[Brief]: Below is some material; set it all down exactly, apart from the pictures.

Start of Entries supplied

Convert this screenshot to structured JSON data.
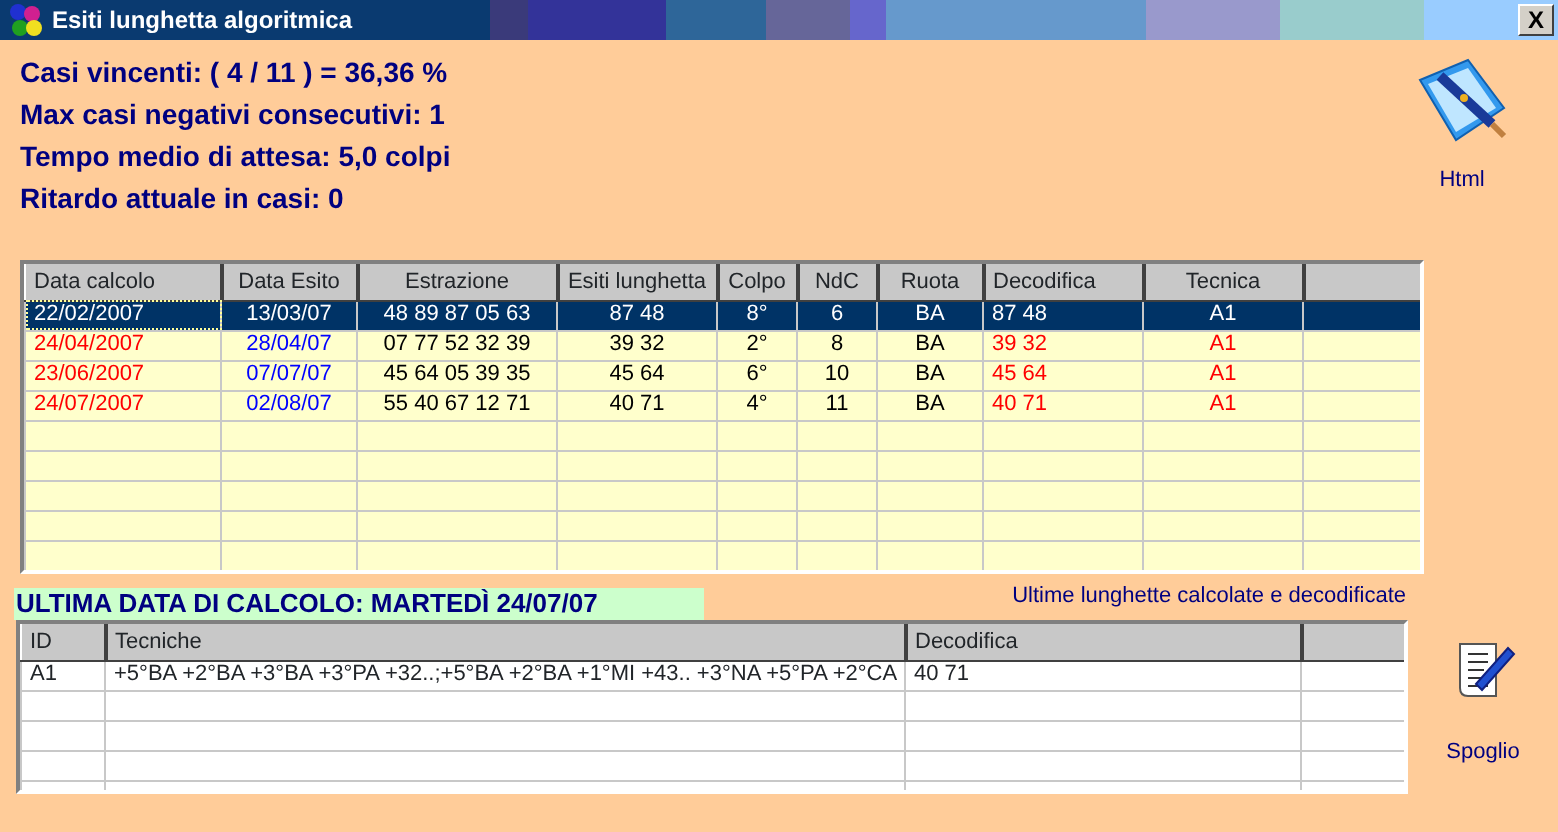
{
  "window": {
    "title": "Esiti lunghetta algoritmica",
    "close": "X"
  },
  "stats": [
    "Casi vincenti: ( 4 / 11 ) = 36,36 %",
    "Max casi negativi consecutivi: 1",
    "Tempo medio di attesa: 5,0 colpi",
    "Ritardo attuale in casi: 0"
  ],
  "html_button": {
    "label": "Html"
  },
  "results_table": {
    "columns": [
      {
        "label": "Data calcolo",
        "color": "#ff0000"
      },
      {
        "label": "Data Esito",
        "color": "#0000ff"
      },
      {
        "label": "Estrazione",
        "color": "#000000"
      },
      {
        "label": "Esiti lunghetta",
        "color": "#000000"
      },
      {
        "label": "Colpo",
        "color": "#000000"
      },
      {
        "label": "NdC",
        "color": "#000000"
      },
      {
        "label": "Ruota",
        "color": "#000000"
      },
      {
        "label": "Decodifica",
        "color": "#ff0000"
      },
      {
        "label": "Tecnica",
        "color": "#ff0000"
      }
    ],
    "rows": [
      {
        "selected": true,
        "cells": [
          "22/02/2007",
          "13/03/07",
          "48 89 87 05 63",
          "87 48",
          "8°",
          "6",
          "BA",
          "87 48",
          "A1"
        ]
      },
      {
        "selected": false,
        "cells": [
          "24/04/2007",
          "28/04/07",
          "07 77 52 32 39",
          "39 32",
          "2°",
          "8",
          "BA",
          "39 32",
          "A1"
        ]
      },
      {
        "selected": false,
        "cells": [
          "23/06/2007",
          "07/07/07",
          "45 64 05 39 35",
          "45 64",
          "6°",
          "10",
          "BA",
          "45 64",
          "A1"
        ]
      },
      {
        "selected": false,
        "cells": [
          "24/07/2007",
          "02/08/07",
          "55 40 67 12 71",
          "40 71",
          "4°",
          "11",
          "BA",
          "40 71",
          "A1"
        ]
      }
    ]
  },
  "last_date": "ULTIMA DATA DI CALCOLO: MARTEDÌ 24/07/07",
  "last_caption": "Ultime lunghette calcolate e decodificate",
  "techniques_table": {
    "columns": [
      "ID",
      "Tecniche",
      "Decodifica"
    ],
    "rows": [
      [
        "A1",
        "+5°BA +2°BA +3°BA +3°PA +32..;+5°BA +2°BA +1°MI +43.. +3°NA +5°PA +2°CA",
        "40 71"
      ]
    ]
  },
  "spoglio_button": {
    "label": "Spoglio"
  }
}
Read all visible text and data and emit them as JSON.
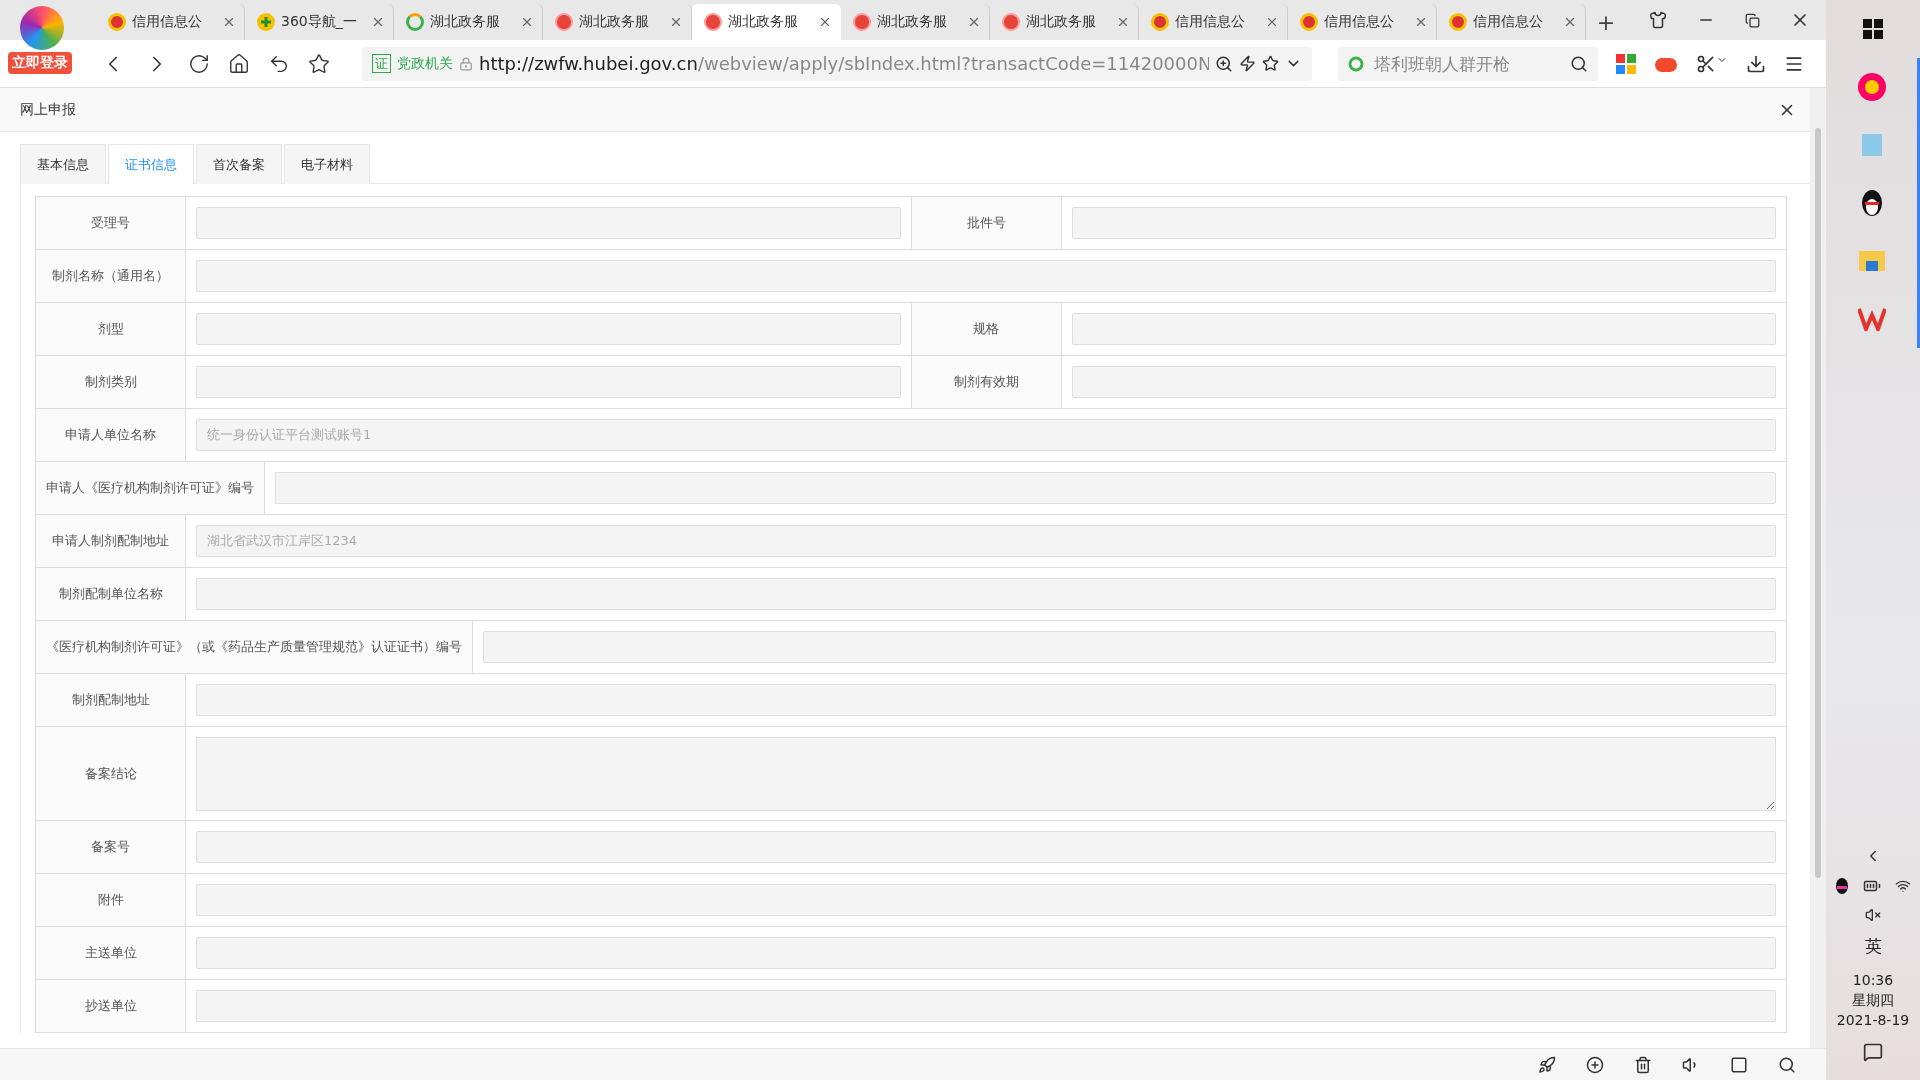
{
  "browser": {
    "login_badge": "立即登录",
    "tabs": [
      {
        "title": "信用信息公",
        "kind": "emblem",
        "selected": false
      },
      {
        "title": "360导航_一",
        "kind": "plus",
        "selected": false
      },
      {
        "title": "湖北政务服",
        "kind": "ring",
        "selected": false
      },
      {
        "title": "湖北政务服",
        "kind": "seal",
        "selected": false
      },
      {
        "title": "湖北政务服",
        "kind": "seal",
        "selected": true
      },
      {
        "title": "湖北政务服",
        "kind": "seal",
        "selected": false
      },
      {
        "title": "湖北政务服",
        "kind": "seal",
        "selected": false
      },
      {
        "title": "信用信息公",
        "kind": "emblem",
        "selected": false
      },
      {
        "title": "信用信息公",
        "kind": "emblem",
        "selected": false
      },
      {
        "title": "信用信息公",
        "kind": "emblem",
        "selected": false
      }
    ],
    "new_tab": "+",
    "address": {
      "badge": "证",
      "badge_label": "党政机关",
      "host": "http://zwfw.hubei.gov.cn",
      "path": "/webview/apply/sbIndex.html?transactCode=11420000N"
    },
    "search": {
      "placeholder": "塔利班朝人群开枪"
    }
  },
  "dialog": {
    "title": "网上申报",
    "tabs": [
      {
        "label": "基本信息",
        "selected": false
      },
      {
        "label": "证书信息",
        "selected": true
      },
      {
        "label": "首次备案",
        "selected": false
      },
      {
        "label": "电子材料",
        "selected": false
      }
    ],
    "rows": [
      {
        "kind": "pair",
        "fields": [
          {
            "label": "受理号"
          },
          {
            "label": "批件号"
          }
        ]
      },
      {
        "kind": "single",
        "fields": [
          {
            "label": "制剂名称（通用名）"
          }
        ]
      },
      {
        "kind": "pair",
        "fields": [
          {
            "label": "剂型"
          },
          {
            "label": "规格"
          }
        ]
      },
      {
        "kind": "pair",
        "fields": [
          {
            "label": "制剂类别"
          },
          {
            "label": "制剂有效期"
          }
        ]
      },
      {
        "kind": "single",
        "fields": [
          {
            "label": "申请人单位名称",
            "value": "统一身份认证平台测试账号1"
          }
        ]
      },
      {
        "kind": "single",
        "fields": [
          {
            "label": "申请人《医疗机构制剂许可证》编号"
          }
        ]
      },
      {
        "kind": "single",
        "fields": [
          {
            "label": "申请人制剂配制地址",
            "value": "湖北省武汉市江岸区1234"
          }
        ]
      },
      {
        "kind": "single",
        "fields": [
          {
            "label": "制剂配制单位名称"
          }
        ]
      },
      {
        "kind": "single",
        "fields": [
          {
            "label": "《医疗机构制剂许可证》（或《药品生产质量管理规范》认证证书）编号"
          }
        ]
      },
      {
        "kind": "single",
        "fields": [
          {
            "label": "制剂配制地址"
          }
        ]
      },
      {
        "kind": "textarea",
        "fields": [
          {
            "label": "备案结论"
          }
        ]
      },
      {
        "kind": "single",
        "fields": [
          {
            "label": "备案号"
          }
        ]
      },
      {
        "kind": "single",
        "fields": [
          {
            "label": "附件"
          }
        ]
      },
      {
        "kind": "single",
        "fields": [
          {
            "label": "主送单位"
          }
        ]
      },
      {
        "kind": "single",
        "fields": [
          {
            "label": "抄送单位"
          }
        ]
      }
    ]
  },
  "taskbar": {
    "input_method": "英",
    "time": "10:36",
    "weekday": "星期四",
    "date": "2021-8-19"
  }
}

End of Entries supplied

[Exercise response]:
Convert this screenshot to structured JSON data.
{
  "window": {
    "title": "Esiti lunghetta algoritmica",
    "close": "X"
  },
  "stats": [
    "Casi vincenti: ( 4 / 11 ) = 36,36 %",
    "Max casi negativi consecutivi: 1",
    "Tempo medio di attesa: 5,0 colpi",
    "Ritardo attuale in casi: 0"
  ],
  "html_button": {
    "label": "Html"
  },
  "results_table": {
    "columns": [
      {
        "label": "Data calcolo",
        "color": "#ff0000"
      },
      {
        "label": "Data Esito",
        "color": "#0000ff"
      },
      {
        "label": "Estrazione",
        "color": "#000000"
      },
      {
        "label": "Esiti lunghetta",
        "color": "#000000"
      },
      {
        "label": "Colpo",
        "color": "#000000"
      },
      {
        "label": "NdC",
        "color": "#000000"
      },
      {
        "label": "Ruota",
        "color": "#000000"
      },
      {
        "label": "Decodifica",
        "color": "#ff0000"
      },
      {
        "label": "Tecnica",
        "color": "#ff0000"
      }
    ],
    "rows": [
      {
        "selected": true,
        "cells": [
          "22/02/2007",
          "13/03/07",
          "48 89 87 05 63",
          "87 48",
          "8°",
          "6",
          "BA",
          "87 48",
          "A1"
        ]
      },
      {
        "selected": false,
        "cells": [
          "24/04/2007",
          "28/04/07",
          "07 77 52 32 39",
          "39 32",
          "2°",
          "8",
          "BA",
          "39 32",
          "A1"
        ]
      },
      {
        "selected": false,
        "cells": [
          "23/06/2007",
          "07/07/07",
          "45 64 05 39 35",
          "45 64",
          "6°",
          "10",
          "BA",
          "45 64",
          "A1"
        ]
      },
      {
        "selected": false,
        "cells": [
          "24/07/2007",
          "02/08/07",
          "55 40 67 12 71",
          "40 71",
          "4°",
          "11",
          "BA",
          "40 71",
          "A1"
        ]
      }
    ]
  },
  "last_date": "ULTIMA DATA DI CALCOLO: MARTEDÌ 24/07/07",
  "last_caption": "Ultime lunghette calcolate e decodificate",
  "techniques_table": {
    "columns": [
      "ID",
      "Tecniche",
      "Decodifica"
    ],
    "rows": [
      [
        "A1",
        "+5°BA +2°BA +3°BA +3°PA +32..;+5°BA +2°BA +1°MI +43.. +3°NA +5°PA +2°CA",
        "40 71"
      ]
    ]
  },
  "spoglio_button": {
    "label": "Spoglio"
  }
}
Read all visible text and data and emit them as JSON.
{
  "browser": {
    "login_badge": "立即登录",
    "tabs": [
      {
        "title": "信用信息公",
        "kind": "emblem",
        "selected": false
      },
      {
        "title": "360导航_一",
        "kind": "plus",
        "selected": false
      },
      {
        "title": "湖北政务服",
        "kind": "ring",
        "selected": false
      },
      {
        "title": "湖北政务服",
        "kind": "seal",
        "selected": false
      },
      {
        "title": "湖北政务服",
        "kind": "seal",
        "selected": true
      },
      {
        "title": "湖北政务服",
        "kind": "seal",
        "selected": false
      },
      {
        "title": "湖北政务服",
        "kind": "seal",
        "selected": false
      },
      {
        "title": "信用信息公",
        "kind": "emblem",
        "selected": false
      },
      {
        "title": "信用信息公",
        "kind": "emblem",
        "selected": false
      },
      {
        "title": "信用信息公",
        "kind": "emblem",
        "selected": false
      }
    ],
    "new_tab": "+",
    "address": {
      "badge": "证",
      "badge_label": "党政机关",
      "host": "http://zwfw.hubei.gov.cn",
      "path": "/webview/apply/sbIndex.html?transactCode=11420000N"
    },
    "search": {
      "placeholder": "塔利班朝人群开枪"
    }
  },
  "dialog": {
    "title": "网上申报",
    "tabs": [
      {
        "label": "基本信息",
        "selected": false
      },
      {
        "label": "证书信息",
        "selected": true
      },
      {
        "label": "首次备案",
        "selected": false
      },
      {
        "label": "电子材料",
        "selected": false
      }
    ],
    "rows": [
      {
        "kind": "pair",
        "fields": [
          {
            "label": "受理号"
          },
          {
            "label": "批件号"
          }
        ]
      },
      {
        "kind": "single",
        "fields": [
          {
            "label": "制剂名称（通用名）"
          }
        ]
      },
      {
        "kind": "pair",
        "fields": [
          {
            "label": "剂型"
          },
          {
            "label": "规格"
          }
        ]
      },
      {
        "kind": "pair",
        "fields": [
          {
            "label": "制剂类别"
          },
          {
            "label": "制剂有效期"
          }
        ]
      },
      {
        "kind": "single",
        "fields": [
          {
            "label": "申请人单位名称",
            "value": "统一身份认证平台测试账号1"
          }
        ]
      },
      {
        "kind": "single",
        "fields": [
          {
            "label": "申请人《医疗机构制剂许可证》编号"
          }
        ]
      },
      {
        "kind": "single",
        "fields": [
          {
            "label": "申请人制剂配制地址",
            "value": "湖北省武汉市江岸区1234"
          }
        ]
      },
      {
        "kind": "single",
        "fields": [
          {
            "label": "制剂配制单位名称"
          }
        ]
      },
      {
        "kind": "single",
        "fields": [
          {
            "label": "《医疗机构制剂许可证》（或《药品生产质量管理规范》认证证书）编号"
          }
        ]
      },
      {
        "kind": "single",
        "fields": [
          {
            "label": "制剂配制地址"
          }
        ]
      },
      {
        "kind": "textarea",
        "fields": [
          {
            "label": "备案结论"
          }
        ]
      },
      {
        "kind": "single",
        "fields": [
          {
            "label": "备案号"
          }
        ]
      },
      {
        "kind": "single",
        "fields": [
          {
            "label": "附件"
          }
        ]
      },
      {
        "kind": "single",
        "fields": [
          {
            "label": "主送单位"
          }
        ]
      },
      {
        "kind": "single",
        "fields": [
          {
            "label": "抄送单位"
          }
        ]
      }
    ]
  },
  "taskbar": {
    "input_method": "英",
    "time": "10:36",
    "weekday": "星期四",
    "date": "2021-8-19"
  }
}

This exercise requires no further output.